» DATASET RECORDS:
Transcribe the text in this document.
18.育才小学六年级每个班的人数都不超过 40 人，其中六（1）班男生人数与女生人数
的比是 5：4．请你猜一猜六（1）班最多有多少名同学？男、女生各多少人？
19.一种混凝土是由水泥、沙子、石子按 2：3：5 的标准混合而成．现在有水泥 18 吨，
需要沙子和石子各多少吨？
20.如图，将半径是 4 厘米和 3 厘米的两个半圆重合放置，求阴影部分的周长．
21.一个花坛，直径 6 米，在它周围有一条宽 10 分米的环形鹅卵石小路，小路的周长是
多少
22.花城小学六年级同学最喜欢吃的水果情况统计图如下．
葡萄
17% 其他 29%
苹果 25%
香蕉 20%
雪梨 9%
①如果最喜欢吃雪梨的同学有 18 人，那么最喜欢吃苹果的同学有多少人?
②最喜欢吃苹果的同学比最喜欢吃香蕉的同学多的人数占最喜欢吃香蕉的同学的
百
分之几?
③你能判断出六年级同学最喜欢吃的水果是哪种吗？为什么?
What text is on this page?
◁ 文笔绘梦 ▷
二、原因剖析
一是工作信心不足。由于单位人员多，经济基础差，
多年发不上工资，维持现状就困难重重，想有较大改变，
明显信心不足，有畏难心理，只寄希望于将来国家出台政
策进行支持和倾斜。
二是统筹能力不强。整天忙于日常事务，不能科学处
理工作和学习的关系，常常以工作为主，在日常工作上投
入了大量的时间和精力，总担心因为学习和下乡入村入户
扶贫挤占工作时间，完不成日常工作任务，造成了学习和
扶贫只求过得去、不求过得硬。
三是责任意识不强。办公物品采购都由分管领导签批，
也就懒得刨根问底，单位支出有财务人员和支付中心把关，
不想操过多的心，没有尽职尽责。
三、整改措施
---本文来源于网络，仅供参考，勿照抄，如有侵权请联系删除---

» TASK TO CARRY OUT:
Look through the material above and pick out each line holding the word "text".

» EXERCISE RESPONSE:
Transcribe the text in this document.
What text is on this page?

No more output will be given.